_Task to carry out:_ Reproduce each line of the rows below word for word, leaving out the pictures.

[Listings of elements and their boxes]
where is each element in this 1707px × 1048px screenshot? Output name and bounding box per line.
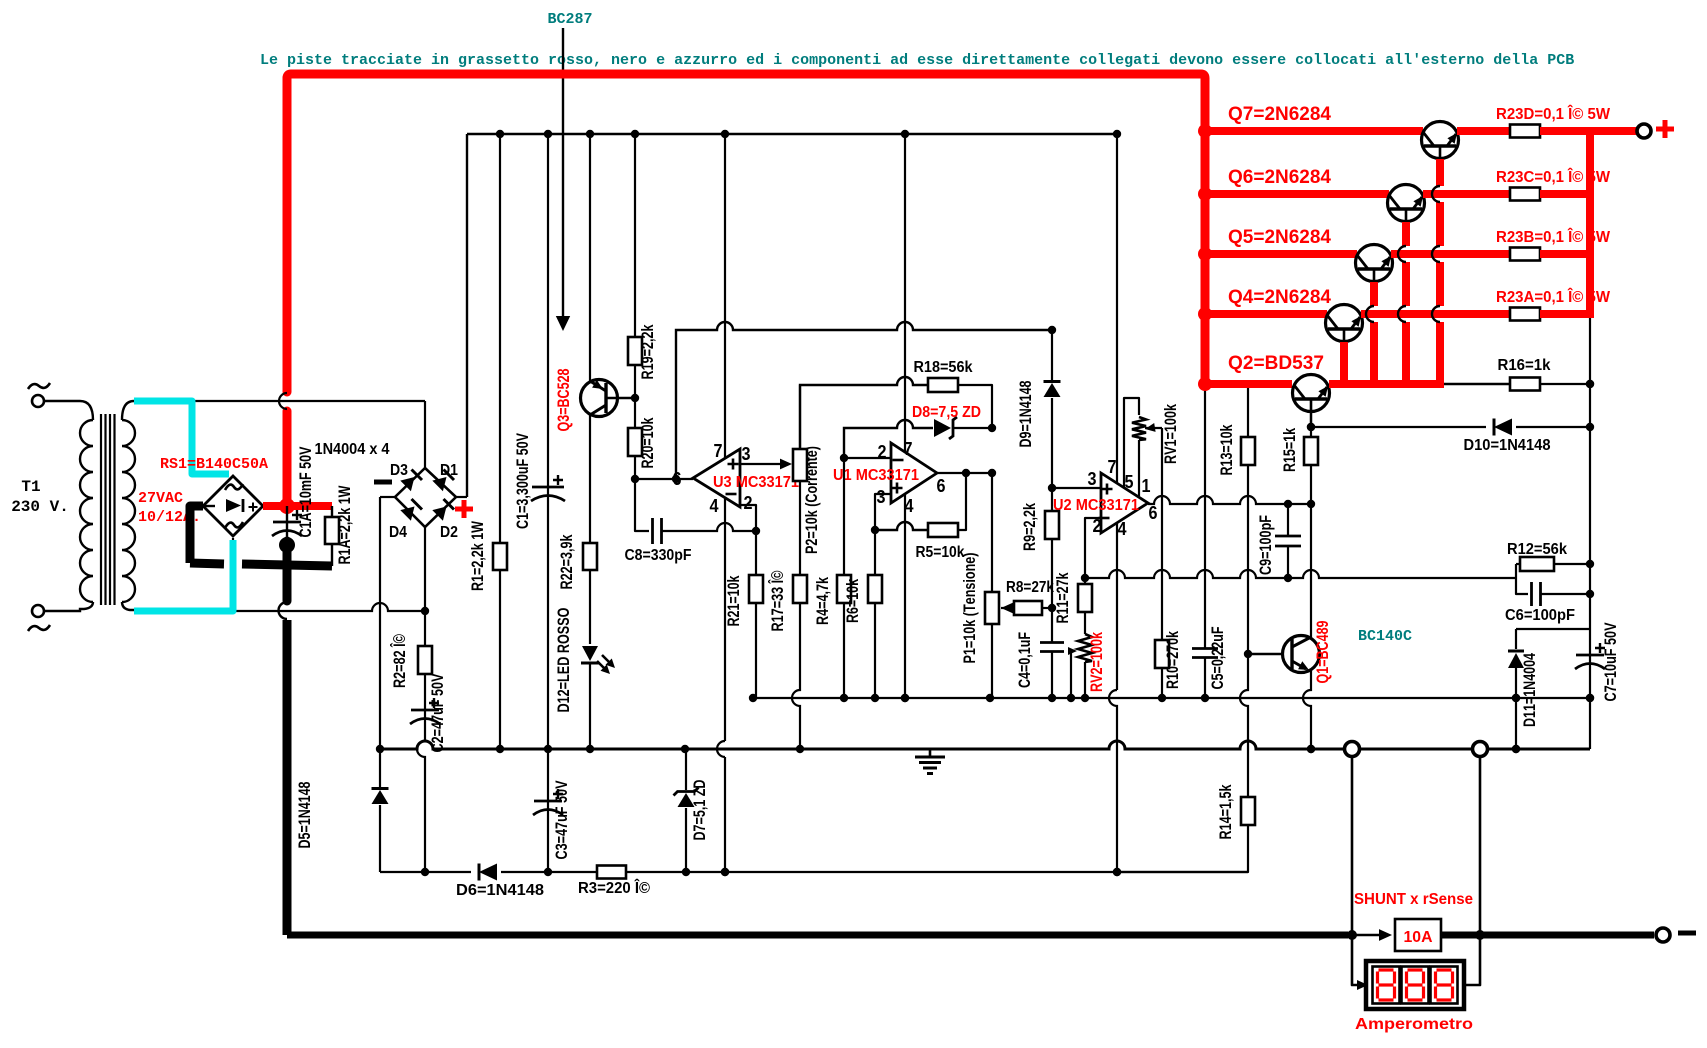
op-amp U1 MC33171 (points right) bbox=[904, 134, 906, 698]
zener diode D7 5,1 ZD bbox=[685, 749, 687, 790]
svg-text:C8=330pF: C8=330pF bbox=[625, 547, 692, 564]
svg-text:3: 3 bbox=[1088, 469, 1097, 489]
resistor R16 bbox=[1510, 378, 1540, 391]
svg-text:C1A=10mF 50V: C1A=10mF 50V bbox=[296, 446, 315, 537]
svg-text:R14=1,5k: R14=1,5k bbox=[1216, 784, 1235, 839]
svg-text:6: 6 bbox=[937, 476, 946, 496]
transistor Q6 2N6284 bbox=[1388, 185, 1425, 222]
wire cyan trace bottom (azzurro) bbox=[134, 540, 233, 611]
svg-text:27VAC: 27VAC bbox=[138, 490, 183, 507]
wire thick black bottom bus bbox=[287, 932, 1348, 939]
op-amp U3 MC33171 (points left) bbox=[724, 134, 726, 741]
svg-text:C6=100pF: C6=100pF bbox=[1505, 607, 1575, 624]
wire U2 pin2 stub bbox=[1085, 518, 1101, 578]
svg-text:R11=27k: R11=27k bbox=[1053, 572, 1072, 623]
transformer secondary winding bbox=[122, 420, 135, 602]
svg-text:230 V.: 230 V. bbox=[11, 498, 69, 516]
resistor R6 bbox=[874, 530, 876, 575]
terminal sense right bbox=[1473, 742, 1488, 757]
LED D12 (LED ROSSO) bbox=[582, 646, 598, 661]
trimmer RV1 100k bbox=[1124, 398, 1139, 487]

_Written response:_
where is each element in this 1707px × 1048px screenshot? Output name and bounding box per line.
op-amp U1 MC33171 (points right) bbox=[904, 134, 906, 698]
zener diode D7 5,1 ZD bbox=[685, 749, 687, 790]
svg-text:C8=330pF: C8=330pF bbox=[625, 547, 692, 564]
svg-text:3: 3 bbox=[1088, 469, 1097, 489]
resistor R16 bbox=[1510, 378, 1540, 391]
svg-text:C1A=10mF 50V: C1A=10mF 50V bbox=[296, 446, 315, 537]
svg-text:R14=1,5k: R14=1,5k bbox=[1216, 784, 1235, 839]
svg-text:6: 6 bbox=[937, 476, 946, 496]
transistor Q6 2N6284 bbox=[1388, 185, 1425, 222]
wire cyan trace bottom (azzurro) bbox=[134, 540, 233, 611]
svg-text:27VAC: 27VAC bbox=[138, 490, 183, 507]
wire thick black bottom bus bbox=[287, 932, 1348, 939]
op-amp U3 MC33171 (points left) bbox=[724, 134, 726, 741]
svg-text:C6=100pF: C6=100pF bbox=[1505, 607, 1575, 624]
wire U2 pin2 stub bbox=[1085, 518, 1101, 578]
svg-text:R11=27k: R11=27k bbox=[1053, 572, 1072, 623]
transformer secondary winding bbox=[122, 420, 135, 602]
svg-text:230 V.: 230 V. bbox=[11, 498, 69, 516]
resistor R6 bbox=[874, 530, 876, 575]
terminal sense right bbox=[1473, 742, 1488, 757]
LED D12 (LED ROSSO) bbox=[582, 646, 598, 661]
trimmer RV1 100k bbox=[1124, 398, 1139, 487]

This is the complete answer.